(Records contained in a dataset)
....
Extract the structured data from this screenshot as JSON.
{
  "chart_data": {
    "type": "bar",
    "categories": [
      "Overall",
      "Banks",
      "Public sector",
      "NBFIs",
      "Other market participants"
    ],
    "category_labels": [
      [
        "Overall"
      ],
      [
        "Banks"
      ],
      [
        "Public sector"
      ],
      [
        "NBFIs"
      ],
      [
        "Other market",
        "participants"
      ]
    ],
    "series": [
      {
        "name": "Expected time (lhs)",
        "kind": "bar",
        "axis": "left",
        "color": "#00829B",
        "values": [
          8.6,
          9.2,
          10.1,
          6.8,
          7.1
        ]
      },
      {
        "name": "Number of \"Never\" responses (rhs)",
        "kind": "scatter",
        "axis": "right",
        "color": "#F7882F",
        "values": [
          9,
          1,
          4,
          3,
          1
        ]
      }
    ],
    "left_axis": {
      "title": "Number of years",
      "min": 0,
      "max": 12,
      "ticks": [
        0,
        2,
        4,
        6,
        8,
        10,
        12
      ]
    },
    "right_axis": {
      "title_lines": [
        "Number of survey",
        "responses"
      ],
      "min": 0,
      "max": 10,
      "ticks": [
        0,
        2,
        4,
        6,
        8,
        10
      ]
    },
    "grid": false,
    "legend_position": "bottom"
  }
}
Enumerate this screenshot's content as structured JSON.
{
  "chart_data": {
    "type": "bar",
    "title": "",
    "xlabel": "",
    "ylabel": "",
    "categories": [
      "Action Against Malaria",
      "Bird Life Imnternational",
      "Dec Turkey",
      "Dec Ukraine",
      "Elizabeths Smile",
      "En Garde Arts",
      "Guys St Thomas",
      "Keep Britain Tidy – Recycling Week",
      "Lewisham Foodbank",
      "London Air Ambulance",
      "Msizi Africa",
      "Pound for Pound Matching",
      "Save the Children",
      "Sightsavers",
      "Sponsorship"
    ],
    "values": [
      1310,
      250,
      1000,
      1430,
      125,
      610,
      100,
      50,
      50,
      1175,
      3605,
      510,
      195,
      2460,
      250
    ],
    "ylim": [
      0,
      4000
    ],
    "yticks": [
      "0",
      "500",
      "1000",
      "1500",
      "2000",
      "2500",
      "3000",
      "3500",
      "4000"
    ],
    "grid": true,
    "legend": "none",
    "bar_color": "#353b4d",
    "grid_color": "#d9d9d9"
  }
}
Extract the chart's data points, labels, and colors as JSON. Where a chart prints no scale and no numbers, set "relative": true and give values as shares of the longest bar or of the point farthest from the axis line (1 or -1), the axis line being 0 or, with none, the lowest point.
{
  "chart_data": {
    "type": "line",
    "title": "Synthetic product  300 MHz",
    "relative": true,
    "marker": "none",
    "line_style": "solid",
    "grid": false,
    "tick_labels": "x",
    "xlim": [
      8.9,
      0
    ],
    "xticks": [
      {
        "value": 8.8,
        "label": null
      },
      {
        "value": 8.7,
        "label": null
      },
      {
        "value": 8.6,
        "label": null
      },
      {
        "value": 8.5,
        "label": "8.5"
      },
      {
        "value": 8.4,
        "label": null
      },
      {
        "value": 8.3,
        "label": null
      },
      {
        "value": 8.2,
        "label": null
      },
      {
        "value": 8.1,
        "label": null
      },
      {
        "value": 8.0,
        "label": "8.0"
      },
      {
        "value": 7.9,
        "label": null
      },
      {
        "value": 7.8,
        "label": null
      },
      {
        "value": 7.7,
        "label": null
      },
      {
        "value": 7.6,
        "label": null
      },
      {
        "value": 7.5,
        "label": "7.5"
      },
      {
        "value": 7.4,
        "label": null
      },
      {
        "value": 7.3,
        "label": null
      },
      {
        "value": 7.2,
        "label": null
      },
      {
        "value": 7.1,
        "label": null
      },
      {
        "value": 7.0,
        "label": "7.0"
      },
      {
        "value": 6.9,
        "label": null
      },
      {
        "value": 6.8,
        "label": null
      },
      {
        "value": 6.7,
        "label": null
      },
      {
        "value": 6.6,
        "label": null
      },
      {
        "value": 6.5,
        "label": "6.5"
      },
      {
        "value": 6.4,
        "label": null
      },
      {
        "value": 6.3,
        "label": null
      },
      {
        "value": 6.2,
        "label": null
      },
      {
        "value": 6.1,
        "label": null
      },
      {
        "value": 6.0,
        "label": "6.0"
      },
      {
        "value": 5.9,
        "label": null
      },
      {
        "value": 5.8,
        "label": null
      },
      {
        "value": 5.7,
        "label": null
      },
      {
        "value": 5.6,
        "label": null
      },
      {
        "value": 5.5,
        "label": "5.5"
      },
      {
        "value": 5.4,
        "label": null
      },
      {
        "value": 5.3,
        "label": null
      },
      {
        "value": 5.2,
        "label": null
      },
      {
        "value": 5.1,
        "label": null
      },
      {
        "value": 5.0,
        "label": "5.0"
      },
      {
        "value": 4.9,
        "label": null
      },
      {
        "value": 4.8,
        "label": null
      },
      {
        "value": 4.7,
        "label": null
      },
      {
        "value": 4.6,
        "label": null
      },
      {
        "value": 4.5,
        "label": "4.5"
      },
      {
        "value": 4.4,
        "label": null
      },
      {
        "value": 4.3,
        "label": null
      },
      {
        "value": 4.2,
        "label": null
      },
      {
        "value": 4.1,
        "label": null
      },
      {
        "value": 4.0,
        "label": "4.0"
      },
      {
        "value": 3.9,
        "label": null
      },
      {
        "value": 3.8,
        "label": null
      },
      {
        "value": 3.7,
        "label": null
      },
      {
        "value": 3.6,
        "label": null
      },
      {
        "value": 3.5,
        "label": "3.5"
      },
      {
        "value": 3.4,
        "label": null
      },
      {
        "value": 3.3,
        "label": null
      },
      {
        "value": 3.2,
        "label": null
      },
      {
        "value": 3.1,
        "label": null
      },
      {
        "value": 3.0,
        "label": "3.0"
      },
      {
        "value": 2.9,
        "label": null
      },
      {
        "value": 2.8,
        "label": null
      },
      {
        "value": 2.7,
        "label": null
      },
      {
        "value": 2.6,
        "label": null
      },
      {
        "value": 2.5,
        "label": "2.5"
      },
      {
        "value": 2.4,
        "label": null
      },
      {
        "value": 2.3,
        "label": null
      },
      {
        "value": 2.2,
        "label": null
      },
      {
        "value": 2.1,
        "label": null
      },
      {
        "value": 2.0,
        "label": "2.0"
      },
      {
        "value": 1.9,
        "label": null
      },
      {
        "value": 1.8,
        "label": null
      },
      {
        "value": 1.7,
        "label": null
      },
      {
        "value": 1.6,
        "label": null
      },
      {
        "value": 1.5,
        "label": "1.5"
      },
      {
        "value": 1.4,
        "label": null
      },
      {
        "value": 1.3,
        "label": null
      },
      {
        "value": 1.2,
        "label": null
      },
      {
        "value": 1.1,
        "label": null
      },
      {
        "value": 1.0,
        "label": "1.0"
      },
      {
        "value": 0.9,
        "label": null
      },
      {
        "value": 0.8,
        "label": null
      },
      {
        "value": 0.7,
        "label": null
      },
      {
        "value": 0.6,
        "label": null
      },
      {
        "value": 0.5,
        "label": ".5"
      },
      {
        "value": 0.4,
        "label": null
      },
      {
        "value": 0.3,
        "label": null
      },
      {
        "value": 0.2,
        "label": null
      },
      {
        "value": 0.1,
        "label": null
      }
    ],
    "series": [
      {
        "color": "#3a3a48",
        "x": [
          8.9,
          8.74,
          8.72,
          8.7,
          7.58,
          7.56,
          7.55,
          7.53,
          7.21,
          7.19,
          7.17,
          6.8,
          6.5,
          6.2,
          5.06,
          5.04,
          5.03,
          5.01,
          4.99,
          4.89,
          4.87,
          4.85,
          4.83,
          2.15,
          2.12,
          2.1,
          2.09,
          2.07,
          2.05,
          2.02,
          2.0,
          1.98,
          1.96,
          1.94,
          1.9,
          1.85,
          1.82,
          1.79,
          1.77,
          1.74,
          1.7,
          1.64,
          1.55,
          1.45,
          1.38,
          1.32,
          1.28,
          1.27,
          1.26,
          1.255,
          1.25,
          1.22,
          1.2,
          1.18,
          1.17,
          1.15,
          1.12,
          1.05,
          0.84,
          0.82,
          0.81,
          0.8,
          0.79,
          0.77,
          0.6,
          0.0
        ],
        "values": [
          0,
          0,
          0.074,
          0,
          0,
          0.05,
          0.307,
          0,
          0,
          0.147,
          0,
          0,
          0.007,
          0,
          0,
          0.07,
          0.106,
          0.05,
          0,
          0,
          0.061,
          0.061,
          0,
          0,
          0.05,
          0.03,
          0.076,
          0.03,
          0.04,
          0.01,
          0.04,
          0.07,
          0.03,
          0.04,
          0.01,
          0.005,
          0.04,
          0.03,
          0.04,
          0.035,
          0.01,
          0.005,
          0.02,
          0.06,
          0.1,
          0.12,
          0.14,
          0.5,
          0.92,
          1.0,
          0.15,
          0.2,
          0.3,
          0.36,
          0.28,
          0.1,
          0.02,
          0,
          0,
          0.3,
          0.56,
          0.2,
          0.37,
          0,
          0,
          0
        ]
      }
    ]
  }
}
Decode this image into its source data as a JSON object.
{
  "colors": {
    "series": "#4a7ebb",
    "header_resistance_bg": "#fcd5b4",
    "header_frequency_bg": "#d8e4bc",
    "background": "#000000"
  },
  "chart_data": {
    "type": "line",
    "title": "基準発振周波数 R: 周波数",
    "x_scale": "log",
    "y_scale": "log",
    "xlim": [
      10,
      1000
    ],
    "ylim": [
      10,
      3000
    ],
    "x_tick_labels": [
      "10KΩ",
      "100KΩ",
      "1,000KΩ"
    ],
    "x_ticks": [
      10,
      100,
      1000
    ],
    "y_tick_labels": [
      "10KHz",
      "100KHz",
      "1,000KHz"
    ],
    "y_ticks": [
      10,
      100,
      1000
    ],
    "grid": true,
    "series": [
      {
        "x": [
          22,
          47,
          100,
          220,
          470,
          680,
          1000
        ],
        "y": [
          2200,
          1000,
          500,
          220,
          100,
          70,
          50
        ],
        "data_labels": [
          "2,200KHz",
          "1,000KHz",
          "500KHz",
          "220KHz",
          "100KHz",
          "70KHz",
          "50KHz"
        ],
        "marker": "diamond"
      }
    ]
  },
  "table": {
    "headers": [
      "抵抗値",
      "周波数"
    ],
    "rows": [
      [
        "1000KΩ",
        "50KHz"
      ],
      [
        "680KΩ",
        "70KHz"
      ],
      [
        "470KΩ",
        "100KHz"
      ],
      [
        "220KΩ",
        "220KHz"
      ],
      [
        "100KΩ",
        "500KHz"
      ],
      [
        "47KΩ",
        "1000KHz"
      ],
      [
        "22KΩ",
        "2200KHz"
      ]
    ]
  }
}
....
Search the listing for the string "screenshot". Copy each line where it turns up.

● **Answer in full**:
Extract the structured data from this screenshot as JSON.
Enumerate this screenshot's content as structured JSON.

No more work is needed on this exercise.